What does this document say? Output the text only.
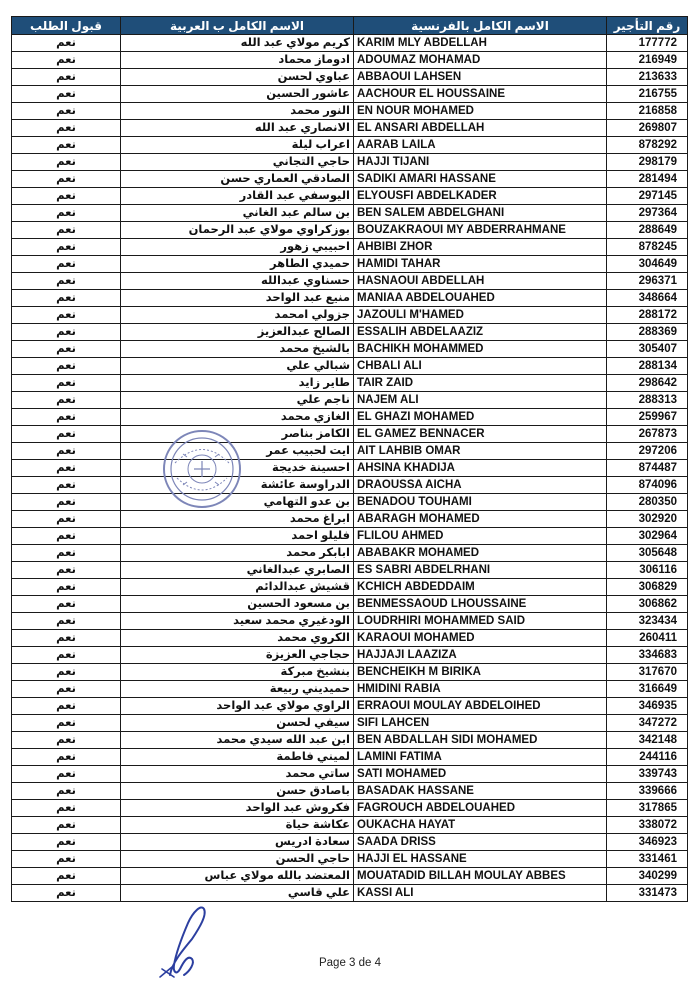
قبول الطلب	الاسم الكامل ب العربية	الاسم الكامل بالفرنسية	رقم التأجير
نعم	كريم مولاي عبد الله	KARIM MLY ABDELLAH	177772
نعم	ادوماز محماد	ADOUMAZ MOHAMAD	216949
نعم	عباوي لحسن	ABBAOUI LAHSEN	213633
نعم	عاشور الحسين	AACHOUR EL HOUSSAINE	216755
نعم	النور محمد	EN NOUR MOHAMED	216858
نعم	الانصاري عبد الله	EL ANSARI ABDELLAH	269807
نعم	اعراب ليلة	AARAB LAILA	878292
نعم	حاجي التجاني	HAJJI TIJANI	298179
نعم	الصادقي العماري حسن	SADIKI AMARI HASSANE	281494
نعم	اليوسفي عبد القادر	ELYOUSFI ABDELKADER	297145
نعم	بن سالم عبد الغاني	BEN SALEM ABDELGHANI	297364
نعم	بوزكراوي مولاي عبد الرحمان	BOUZAKRAOUI MY ABDERRAHMANE	288649
نعم	احبيبي زهور	AHBIBI ZHOR	878245
نعم	حميدي الطاهر	HAMIDI TAHAR	304649
نعم	حسناوي عبدالله	HASNAOUI ABDELLAH	296371
نعم	منيع عبد الواحد	MANIAA ABDELOUAHED	348664
نعم	جزولي امحمد	JAZOULI M'HAMED	288172
نعم	الصالح عبدالعزيز	ESSALIH ABDELAAZIZ	288369
نعم	بالشيخ محمد	BACHIKH MOHAMMED	305407
نعم	شبالي علي	CHBALI ALI	288134
نعم	طاير زايد	TAIR ZAID	298642
نعم	ناجم علي	NAJEM ALI	288313
نعم	الغازي محمد	EL GHAZI MOHAMED	259967
نعم	الكامز بناصر	EL GAMEZ BENNACER	267873
نعم	ايت لحبيب عمر	AIT LAHBIB OMAR	297206
نعم	احسينة خديجة	AHSINA KHADIJA	874487
نعم	الدراوسة عائشة	DRAOUSSA AICHA	874096
نعم	بن عدو التهامي	BENADOU TOUHAMI	280350
نعم	ابراغ محمد	ABARAGH MOHAMED	302920
نعم	فليلو احمد	FLILOU AHMED	302964
نعم	ابابكر محمد	ABABAKR MOHAMED	305648
نعم	الصابري عبدالغاني	ES SABRI ABDELRHANI	306116
نعم	قشيش عبدالدائم	KCHICH ABDEDDAIM	306829
نعم	بن مسعود الحسين	BENMESSAOUD LHOUSSAINE	306862
نعم	الودغيري محمد سعيد	LOUDRHIRI MOHAMMED SAID	323434
نعم	الكروي محمد	KARAOUI MOHAMED	260411
نعم	حجاجي العزيزة	HAJJAJI LAAZIZA	334683
نعم	بنشيخ مبركة	BENCHEIKH M BIRIKA	317670
نعم	حميديني ربيعة	HMIDINI RABIA	316649
نعم	الراوي مولاي عبد الواحد	ERRAOUI MOULAY ABDELOIHED	346935
نعم	سيفي لحسن	SIFI LAHCEN	347272
نعم	ابن عبد الله سيدي محمد	BEN ABDALLAH SIDI MOHAMED	342148
نعم	لميني فاطمة	LAMINI FATIMA	244116
نعم	ساتي محمد	SATI MOHAMED	339743
نعم	باصادق حسن	BASADAK HASSANE	339666
نعم	فكروش عبد الواحد	FAGROUCH ABDELOUAHED	317865
نعم	عكاشة حياة	OUKACHA HAYAT	338072
نعم	سعادة ادريس	SAADA DRISS	346923
نعم	حاجي الحسن	HAJJI EL HASSANE	331461
نعم	المعتضد بالله مولاي عباس	MOUATADID BILLAH MOULAY ABBES	340299
نعم	علي قاسي	KASSI ALI	331473
Page 3 de 4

▸ WORK INSTRUCTIONS
Print each record exactly as it stands, leaving the images out.

▸ CORRECT RESPONSE
What does this document say? Output the text only.
قبول الطلب	الاسم الكامل ب العربية	الاسم الكامل بالفرنسية	رقم التأجير
نعم	كريم مولاي عبد الله	KARIM MLY ABDELLAH	177772
نعم	ادوماز محماد	ADOUMAZ MOHAMAD	216949
نعم	عباوي لحسن	ABBAOUI LAHSEN	213633
نعم	عاشور الحسين	AACHOUR EL HOUSSAINE	216755
نعم	النور محمد	EN NOUR MOHAMED	216858
نعم	الانصاري عبد الله	EL ANSARI ABDELLAH	269807
نعم	اعراب ليلة	AARAB LAILA	878292
نعم	حاجي التجاني	HAJJI TIJANI	298179
نعم	الصادقي العماري حسن	SADIKI AMARI HASSANE	281494
نعم	اليوسفي عبد القادر	ELYOUSFI ABDELKADER	297145
نعم	بن سالم عبد الغاني	BEN SALEM ABDELGHANI	297364
نعم	بوزكراوي مولاي عبد الرحمان	BOUZAKRAOUI MY ABDERRAHMANE	288649
نعم	احبيبي زهور	AHBIBI ZHOR	878245
نعم	حميدي الطاهر	HAMIDI TAHAR	304649
نعم	حسناوي عبدالله	HASNAOUI ABDELLAH	296371
نعم	منيع عبد الواحد	MANIAA ABDELOUAHED	348664
نعم	جزولي امحمد	JAZOULI M'HAMED	288172
نعم	الصالح عبدالعزيز	ESSALIH ABDELAAZIZ	288369
نعم	بالشيخ محمد	BACHIKH MOHAMMED	305407
نعم	شبالي علي	CHBALI ALI	288134
نعم	طاير زايد	TAIR ZAID	298642
نعم	ناجم علي	NAJEM ALI	288313
نعم	الغازي محمد	EL GHAZI MOHAMED	259967
نعم	الكامز بناصر	EL GAMEZ BENNACER	267873
نعم	ايت لحبيب عمر	AIT LAHBIB OMAR	297206
نعم	احسينة خديجة	AHSINA KHADIJA	874487
نعم	الدراوسة عائشة	DRAOUSSA AICHA	874096
نعم	بن عدو التهامي	BENADOU TOUHAMI	280350
نعم	ابراغ محمد	ABARAGH MOHAMED	302920
نعم	فليلو احمد	FLILOU AHMED	302964
نعم	ابابكر محمد	ABABAKR MOHAMED	305648
نعم	الصابري عبدالغاني	ES SABRI ABDELRHANI	306116
نعم	قشيش عبدالدائم	KCHICH ABDEDDAIM	306829
نعم	بن مسعود الحسين	BENMESSAOUD LHOUSSAINE	306862
نعم	الودغيري محمد سعيد	LOUDRHIRI MOHAMMED SAID	323434
نعم	الكروي محمد	KARAOUI MOHAMED	260411
نعم	حجاجي العزيزة	HAJJAJI LAAZIZA	334683
نعم	بنشيخ مبركة	BENCHEIKH M BIRIKA	317670
نعم	حميديني ربيعة	HMIDINI RABIA	316649
نعم	الراوي مولاي عبد الواحد	ERRAOUI MOULAY ABDELOIHED	346935
نعم	سيفي لحسن	SIFI LAHCEN	347272
نعم	ابن عبد الله سيدي محمد	BEN ABDALLAH SIDI MOHAMED	342148
نعم	لميني فاطمة	LAMINI FATIMA	244116
نعم	ساتي محمد	SATI MOHAMED	339743
نعم	باصادق حسن	BASADAK HASSANE	339666
نعم	فكروش عبد الواحد	FAGROUCH ABDELOUAHED	317865
نعم	عكاشة حياة	OUKACHA HAYAT	338072
نعم	سعادة ادريس	SAADA DRISS	346923
نعم	حاجي الحسن	HAJJI EL HASSANE	331461
نعم	المعتضد بالله مولاي عباس	MOUATADID BILLAH MOULAY ABBES	340299
نعم	علي قاسي	KASSI ALI	331473
Page 3 de 4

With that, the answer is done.